下のエベレスト遭難の記事から、「登山隊の1員としてエベレスト」と「み、待つことにしたのだっだ。」の間を、両端も含めて一字も変えずに書き写す。

課題文 -
┌──

「死体が歩いて帰ってきた!」一度は死んだと思われた男が、満身創痍で奇跡の生還。標高8000mで”捨て置かれた男”が辿り着いた境地

エベレスト登山中に起きた史上最悪の嵐から奇跡的に生き延びた49歳の男性は、一度は救助の登山家に死んだと思われ雪中に捨て置かれたのだった――。
■エベレストで凍死寸前の臨死体験
1996年5月、米テキサス州の病理学者、ベック・ウェザーズ氏は、探検ガイドのロブ・ホール氏の企画でエベレスト登山隊に参加した登山客の1人だった。
ウェザーズ氏は慢性的なうつ状態に悩まされており、その影響を軽減するために登山や運動に取り組むようになり、このエベレスト登山で自分の中の何かが変えられるとの期待を寄せていた。
登山隊の1員としてエベレストの登頂を目指したウェザーズ氏だったが、凍てつく寒さと高地での気圧低下の中で、1年半前に眼科手術を受けた目に異変が起きていることに気づいた。
山頂への登頂が近づいていたが、急激な視力低下に見舞われたウェザーズ氏はメンバーに自分はここで待っているので先に登頂してここに戻って来てほしいと頼み、待つことにしたのだっだ。
運の悪いことにこの後、山は猛吹雪に襲われる。

└──

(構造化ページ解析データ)
┌──

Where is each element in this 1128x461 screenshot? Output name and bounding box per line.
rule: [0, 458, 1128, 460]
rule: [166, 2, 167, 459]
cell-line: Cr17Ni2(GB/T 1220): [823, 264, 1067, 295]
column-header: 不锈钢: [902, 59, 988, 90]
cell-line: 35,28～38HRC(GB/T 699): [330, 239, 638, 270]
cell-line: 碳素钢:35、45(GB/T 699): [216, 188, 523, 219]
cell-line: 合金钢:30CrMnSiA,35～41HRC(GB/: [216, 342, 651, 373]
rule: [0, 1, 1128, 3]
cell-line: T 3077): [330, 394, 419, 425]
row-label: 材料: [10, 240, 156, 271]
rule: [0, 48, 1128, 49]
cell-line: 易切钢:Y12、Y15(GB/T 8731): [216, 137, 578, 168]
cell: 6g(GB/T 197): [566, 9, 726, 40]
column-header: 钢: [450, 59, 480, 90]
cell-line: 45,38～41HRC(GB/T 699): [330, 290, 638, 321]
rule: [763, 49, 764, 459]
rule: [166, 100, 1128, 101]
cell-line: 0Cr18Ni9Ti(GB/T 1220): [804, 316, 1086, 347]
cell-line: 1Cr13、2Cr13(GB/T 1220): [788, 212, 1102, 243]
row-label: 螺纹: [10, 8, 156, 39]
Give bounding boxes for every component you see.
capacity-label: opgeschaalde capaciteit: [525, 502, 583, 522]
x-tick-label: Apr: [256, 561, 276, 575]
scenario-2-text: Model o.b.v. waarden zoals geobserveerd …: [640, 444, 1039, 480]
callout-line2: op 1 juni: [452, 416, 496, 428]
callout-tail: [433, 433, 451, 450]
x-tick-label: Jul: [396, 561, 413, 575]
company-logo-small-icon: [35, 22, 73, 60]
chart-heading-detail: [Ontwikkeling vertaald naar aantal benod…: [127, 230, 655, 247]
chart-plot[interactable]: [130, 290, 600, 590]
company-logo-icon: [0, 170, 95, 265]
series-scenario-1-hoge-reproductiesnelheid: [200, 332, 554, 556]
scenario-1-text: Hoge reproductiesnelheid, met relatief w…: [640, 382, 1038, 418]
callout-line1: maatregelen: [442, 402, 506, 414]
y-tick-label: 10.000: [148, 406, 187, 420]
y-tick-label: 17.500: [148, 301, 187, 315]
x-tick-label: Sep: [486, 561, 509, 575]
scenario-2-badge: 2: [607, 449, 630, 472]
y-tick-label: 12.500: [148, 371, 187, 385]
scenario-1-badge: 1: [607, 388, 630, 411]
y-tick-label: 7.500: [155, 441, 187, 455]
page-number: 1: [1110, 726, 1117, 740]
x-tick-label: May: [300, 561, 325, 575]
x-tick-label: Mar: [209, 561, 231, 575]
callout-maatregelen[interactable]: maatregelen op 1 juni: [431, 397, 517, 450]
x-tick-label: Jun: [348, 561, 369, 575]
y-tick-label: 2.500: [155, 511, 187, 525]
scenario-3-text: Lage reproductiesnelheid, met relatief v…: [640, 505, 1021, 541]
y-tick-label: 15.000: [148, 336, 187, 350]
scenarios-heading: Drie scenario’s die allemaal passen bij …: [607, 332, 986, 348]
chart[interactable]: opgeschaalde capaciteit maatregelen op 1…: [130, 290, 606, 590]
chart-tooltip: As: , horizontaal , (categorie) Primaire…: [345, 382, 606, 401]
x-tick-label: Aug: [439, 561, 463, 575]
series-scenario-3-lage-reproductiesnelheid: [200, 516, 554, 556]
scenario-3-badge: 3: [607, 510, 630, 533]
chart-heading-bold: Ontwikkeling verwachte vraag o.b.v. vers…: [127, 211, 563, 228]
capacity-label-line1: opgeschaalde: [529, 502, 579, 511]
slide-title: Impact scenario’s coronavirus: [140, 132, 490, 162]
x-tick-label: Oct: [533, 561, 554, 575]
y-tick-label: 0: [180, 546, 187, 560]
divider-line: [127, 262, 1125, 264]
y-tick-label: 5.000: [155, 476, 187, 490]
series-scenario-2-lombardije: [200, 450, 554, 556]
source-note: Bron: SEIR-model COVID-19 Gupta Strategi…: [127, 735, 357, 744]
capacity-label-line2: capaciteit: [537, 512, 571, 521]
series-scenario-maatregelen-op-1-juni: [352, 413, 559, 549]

└──

解答 -
登山隊の1員としてエベレストの登頂を目指したウェザーズ氏だったが、凍てつく寒さと高地での気圧低下の中で、1年半前に眼科手術を受けた目に異変が起きていることに気づいた。
山頂への登頂が近づいていたが、急激な視力低下に見舞われたウェザーズ氏はメンバーに自分はここで待っているので先に登頂してここに戻って来てほしいと頼み、待つことにしたのだっだ。